Look for the word "RUIZ" in the entries below, then copy every line that has it.

========================================================================

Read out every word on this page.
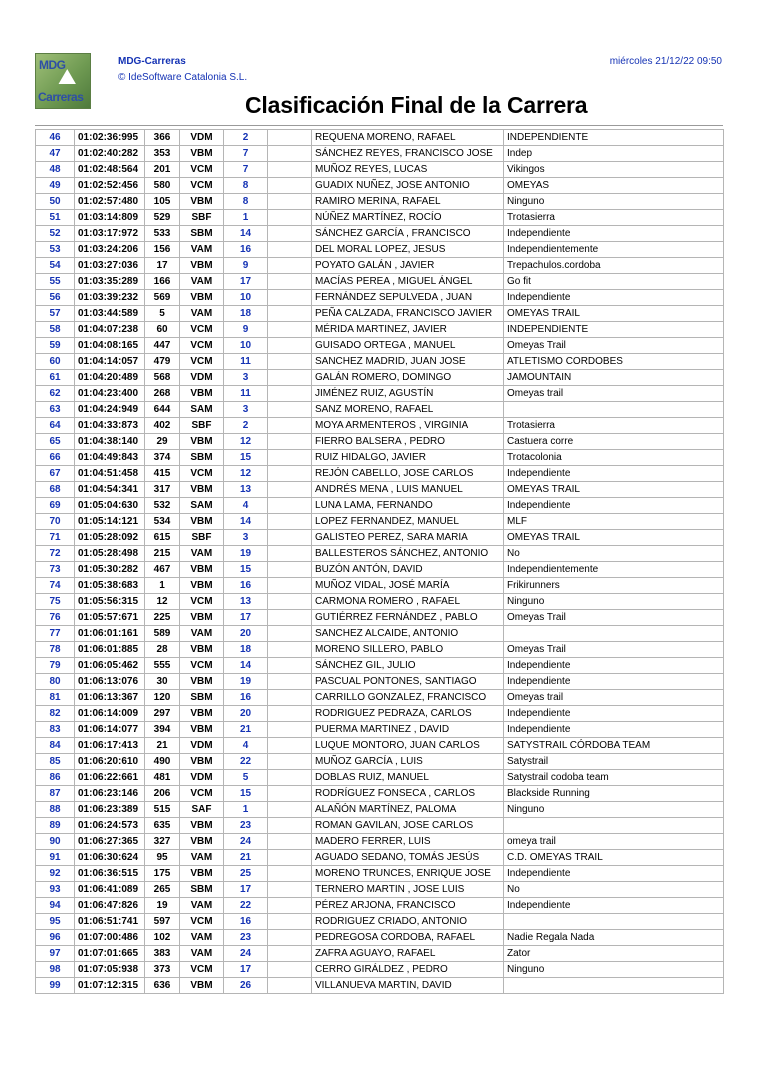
MDG
⛰
Carreras
MDG-Carreras
© IdeSoftware Catalonia S.L.
miércoles 21/12/22 09:50
Clasificación Final de la Carrera
46	01:02:36:995	366	VDM	2		REQUENA MORENO, RAFAEL	INDEPENDIENTE
47	01:02:40:282	353	VBM	7		SÁNCHEZ REYES, FRANCISCO JOSE	Indep
48	01:02:48:564	201	VCM	7		MUÑOZ REYES, LUCAS	Vikingos
49	01:02:52:456	580	VCM	8		GUADIX NUÑEZ, JOSE ANTONIO	OMEYAS
50	01:02:57:480	105	VBM	8		RAMIRO MERINA, RAFAEL	Ninguno
51	01:03:14:809	529	SBF	1		NÚÑEZ MARTÍNEZ, ROCÍO	Trotasierra
52	01:03:17:972	533	SBM	14		SÁNCHEZ GARCÍA , FRANCISCO	Independiente
53	01:03:24:206	156	VAM	16		DEL MORAL LOPEZ, JESUS	Independientemente
54	01:03:27:036	17	VBM	9		POYATO GALÁN , JAVIER	Trepachulos.cordoba
55	01:03:35:289	166	VAM	17		MACÍAS PEREA , MIGUEL ÁNGEL	Go fit
56	01:03:39:232	569	VBM	10		FERNÁNDEZ SEPULVEDA , JUAN	Independiente
57	01:03:44:589	5	VAM	18		PEÑA CALZADA, FRANCISCO JAVIER	OMEYAS TRAIL
58	01:04:07:238	60	VCM	9		MÉRIDA MARTINEZ, JAVIER	INDEPENDIENTE
59	01:04:08:165	447	VCM	10		GUISADO ORTEGA , MANUEL	Omeyas Trail
60	01:04:14:057	479	VCM	11		SANCHEZ MADRID, JUAN JOSE	ATLETISMO CORDOBES
61	01:04:20:489	568	VDM	3		GALÁN ROMERO, DOMINGO	JAMOUNTAIN
62	01:04:23:400	268	VBM	11		JIMÉNEZ RUIZ, AGUSTÍN	Omeyas trail
63	01:04:24:949	644	SAM	3		SANZ MORENO, RAFAEL	
64	01:04:33:873	402	SBF	2		MOYA ARMENTEROS , VIRGINIA	Trotasierra
65	01:04:38:140	29	VBM	12		FIERRO BALSERA , PEDRO	Castuera corre
66	01:04:49:843	374	SBM	15		RUIZ HIDALGO, JAVIER	Trotacolonia
67	01:04:51:458	415	VCM	12		REJÓN CABELLO, JOSE CARLOS	Independiente
68	01:04:54:341	317	VBM	13		ANDRÉS MENA , LUIS MANUEL	OMEYAS TRAIL
69	01:05:04:630	532	SAM	4		LUNA LAMA, FERNANDO	Independiente
70	01:05:14:121	534	VBM	14		LOPEZ FERNANDEZ, MANUEL	MLF
71	01:05:28:092	615	SBF	3		GALISTEO PEREZ, SARA MARIA	OMEYAS TRAIL
72	01:05:28:498	215	VAM	19		BALLESTEROS SÁNCHEZ, ANTONIO	No
73	01:05:30:282	467	VBM	15		BUZÓN ANTÓN, DAVID	Independientemente
74	01:05:38:683	1	VBM	16		MUÑOZ VIDAL, JOSÉ MARÍA	Frikirunners
75	01:05:56:315	12	VCM	13		CARMONA ROMERO , RAFAEL	Ninguno
76	01:05:57:671	225	VBM	17		GUTIÉRREZ FERNÁNDEZ , PABLO	Omeyas Trail
77	01:06:01:161	589	VAM	20		SANCHEZ ALCAIDE, ANTONIO	
78	01:06:01:885	28	VBM	18		MORENO SILLERO, PABLO	Omeyas Trail
79	01:06:05:462	555	VCM	14		SÁNCHEZ GIL, JULIO	Independiente
80	01:06:13:076	30	VBM	19		PASCUAL PONTONES, SANTIAGO	Independiente
81	01:06:13:367	120	SBM	16		CARRILLO GONZALEZ, FRANCISCO	Omeyas trail
82	01:06:14:009	297	VBM	20		RODRIGUEZ PEDRAZA, CARLOS	Independiente
83	01:06:14:077	394	VBM	21		PUERMA MARTINEZ , DAVID	Independiente
84	01:06:17:413	21	VDM	4		LUQUE MONTORO, JUAN CARLOS	SATYSTRAIL CÓRDOBA TEAM
85	01:06:20:610	490	VBM	22		MUÑOZ GARCÍA , LUIS	Satystrail
86	01:06:22:661	481	VDM	5		DOBLAS RUIZ, MANUEL	Satystrail codoba team
87	01:06:23:146	206	VCM	15		RODRÍGUEZ FONSECA , CARLOS	Blackside Running
88	01:06:23:389	515	SAF	1		ALAÑÓN MARTÍNEZ, PALOMA	Ninguno
89	01:06:24:573	635	VBM	23		ROMAN GAVILAN, JOSE CARLOS	
90	01:06:27:365	327	VBM	24		MADERO FERRER, LUIS	omeya trail
91	01:06:30:624	95	VAM	21		AGUADO SEDANO, TOMÁS JESÚS	C.D. OMEYAS TRAIL
92	01:06:36:515	175	VBM	25		MORENO TRUNCES, ENRIQUE JOSE	Independiente
93	01:06:41:089	265	SBM	17		TERNERO MARTIN , JOSE LUIS	No
94	01:06:47:826	19	VAM	22		PÉREZ ARJONA, FRANCISCO	Independiente
95	01:06:51:741	597	VCM	16		RODRIGUEZ CRIADO, ANTONIO	
96	01:07:00:486	102	VAM	23		PEDREGOSA CORDOBA, RAFAEL	Nadie Regala Nada
97	01:07:01:665	383	VAM	24		ZAFRA AGUAYO, RAFAEL	Zator
98	01:07:05:938	373	VCM	17		CERRO GIRÁLDEZ , PEDRO	Ninguno
99	01:07:12:315	636	VBM	26		VILLANUEVA MARTIN, DAVID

========================================================================

→ **Worked answer**
62	01:04:23:400	268	VBM	11		JIMÉNEZ RUIZ, AGUSTÍN	Omeyas trail
66	01:04:49:843	374	SBM	15		RUIZ HIDALGO, JAVIER	Trotacolonia
86	01:06:22:661	481	VDM	5		DOBLAS RUIZ, MANUEL	Satystrail codoba team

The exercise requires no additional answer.